GIVEN EXERCISE:
Write every line out verbatim and omit the pictures.

SUPPLIED RECORDS:
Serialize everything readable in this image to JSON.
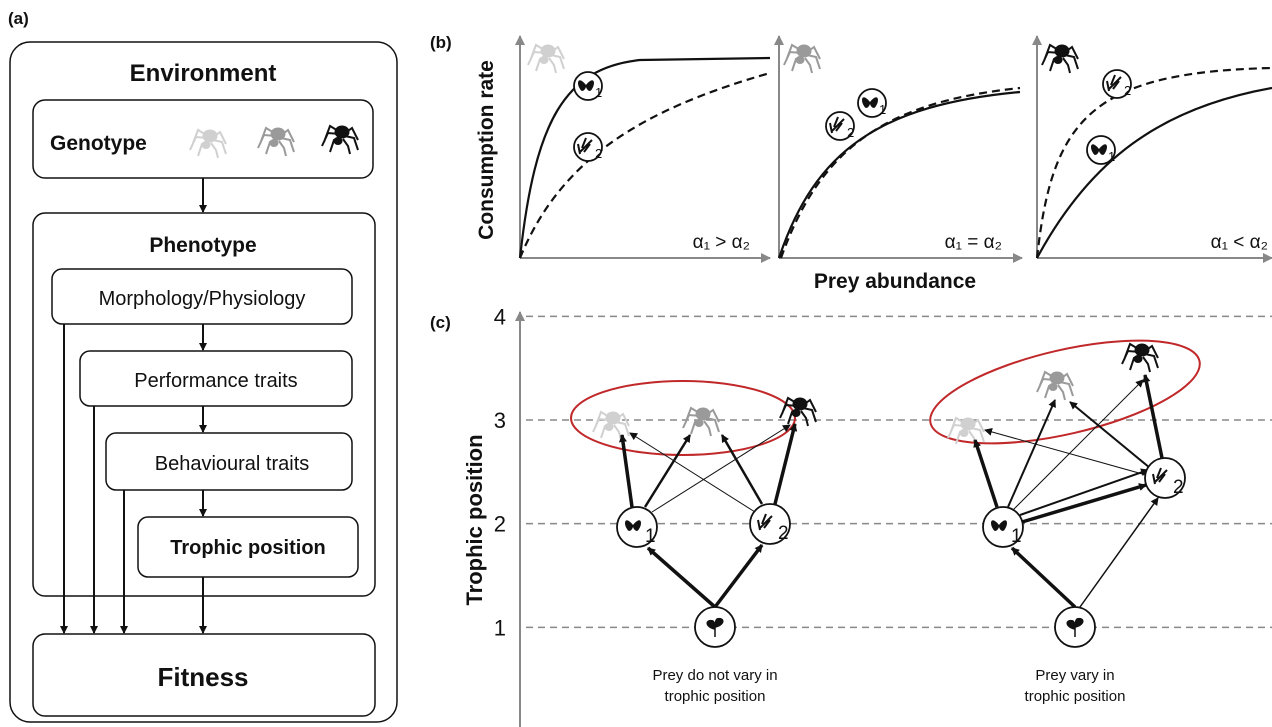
{
  "panel_a": {
    "label": "(a)",
    "environment": "Environment",
    "genotype": "Genotype",
    "phenotype": "Phenotype",
    "traits": [
      "Morphology/Physiology",
      "Performance traits",
      "Behavioural traits",
      "Trophic position"
    ],
    "fitness": "Fitness"
  },
  "panel_b": {
    "label": "(b)",
    "y_label": "Consumption rate",
    "x_label": "Prey abundance",
    "conditions": [
      "α₁ > α₂",
      "α₁ = α₂",
      "α₁ < α₂"
    ]
  },
  "panel_c": {
    "label": "(c)",
    "y_label": "Trophic position",
    "yticks": [
      1,
      2,
      3,
      4
    ],
    "captions": [
      [
        "Prey do not vary in",
        "trophic position"
      ],
      [
        "Prey vary in",
        "trophic position"
      ]
    ]
  },
  "prey_labels": [
    1,
    2
  ]
}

FULL OUTPUT:
Serialize everything readable in this image to JSON.
{
  "panel_a": {
    "label": "(a)",
    "environment": "Environment",
    "genotype": "Genotype",
    "phenotype": "Phenotype",
    "traits": [
      "Morphology/Physiology",
      "Performance traits",
      "Behavioural traits",
      "Trophic position"
    ],
    "fitness": "Fitness"
  },
  "panel_b": {
    "label": "(b)",
    "y_label": "Consumption rate",
    "x_label": "Prey abundance",
    "conditions": [
      "α₁ > α₂",
      "α₁ = α₂",
      "α₁ < α₂"
    ]
  },
  "panel_c": {
    "label": "(c)",
    "y_label": "Trophic position",
    "yticks": [
      1,
      2,
      3,
      4
    ],
    "captions": [
      [
        "Prey do not vary in",
        "trophic position"
      ],
      [
        "Prey vary in",
        "trophic position"
      ]
    ]
  },
  "prey_labels": [
    1,
    2
  ]
}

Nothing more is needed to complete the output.